- **TASK DETAILS**:
Work out how many lines have "View" in them. Give only that number.

- **TASK DATA**:
+ + + + + + +
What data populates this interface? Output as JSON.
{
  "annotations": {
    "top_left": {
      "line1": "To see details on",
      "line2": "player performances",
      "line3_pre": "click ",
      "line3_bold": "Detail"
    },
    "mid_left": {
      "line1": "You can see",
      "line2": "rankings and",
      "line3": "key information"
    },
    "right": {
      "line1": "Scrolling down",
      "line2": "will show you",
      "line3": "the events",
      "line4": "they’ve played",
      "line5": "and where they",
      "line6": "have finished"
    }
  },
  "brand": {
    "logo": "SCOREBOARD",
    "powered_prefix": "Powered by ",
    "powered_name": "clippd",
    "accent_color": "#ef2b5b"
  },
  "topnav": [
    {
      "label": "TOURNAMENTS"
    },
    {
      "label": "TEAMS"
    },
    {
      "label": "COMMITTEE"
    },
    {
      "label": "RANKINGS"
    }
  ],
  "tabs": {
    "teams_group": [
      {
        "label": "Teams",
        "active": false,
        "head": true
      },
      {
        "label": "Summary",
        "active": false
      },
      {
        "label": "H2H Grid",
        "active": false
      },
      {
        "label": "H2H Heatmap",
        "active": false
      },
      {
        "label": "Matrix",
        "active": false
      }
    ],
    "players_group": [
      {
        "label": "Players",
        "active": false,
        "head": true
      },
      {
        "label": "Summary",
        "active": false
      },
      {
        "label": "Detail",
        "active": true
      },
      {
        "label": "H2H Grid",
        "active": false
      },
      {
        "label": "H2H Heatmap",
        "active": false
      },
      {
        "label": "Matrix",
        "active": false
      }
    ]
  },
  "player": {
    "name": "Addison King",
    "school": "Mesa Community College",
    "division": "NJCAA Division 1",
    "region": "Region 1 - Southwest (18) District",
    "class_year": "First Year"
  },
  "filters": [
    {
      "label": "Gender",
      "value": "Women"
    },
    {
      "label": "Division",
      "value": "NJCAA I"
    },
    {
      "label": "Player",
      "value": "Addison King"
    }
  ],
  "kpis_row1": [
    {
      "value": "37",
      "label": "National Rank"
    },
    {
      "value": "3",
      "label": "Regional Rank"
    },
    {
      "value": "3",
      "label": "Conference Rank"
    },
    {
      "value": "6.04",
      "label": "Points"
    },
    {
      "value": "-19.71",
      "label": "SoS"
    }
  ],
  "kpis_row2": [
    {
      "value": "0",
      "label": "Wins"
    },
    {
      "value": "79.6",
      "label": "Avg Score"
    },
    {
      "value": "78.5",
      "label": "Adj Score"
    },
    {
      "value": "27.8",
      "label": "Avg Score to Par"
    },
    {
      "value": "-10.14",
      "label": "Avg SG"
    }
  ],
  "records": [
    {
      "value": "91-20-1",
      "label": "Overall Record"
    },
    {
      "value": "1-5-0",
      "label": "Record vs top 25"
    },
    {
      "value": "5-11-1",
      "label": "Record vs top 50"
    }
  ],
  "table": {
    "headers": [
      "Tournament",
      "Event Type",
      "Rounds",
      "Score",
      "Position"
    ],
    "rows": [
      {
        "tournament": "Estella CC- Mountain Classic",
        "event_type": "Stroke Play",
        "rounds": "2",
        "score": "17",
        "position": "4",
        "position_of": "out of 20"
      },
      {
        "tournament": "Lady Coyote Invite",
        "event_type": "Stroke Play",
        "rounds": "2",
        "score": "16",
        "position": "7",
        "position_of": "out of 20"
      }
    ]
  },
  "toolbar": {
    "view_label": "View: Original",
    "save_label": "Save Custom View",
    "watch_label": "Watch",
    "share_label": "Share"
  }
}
+ + + + + + +
- **SOLUTION TO THIS TASK**:
2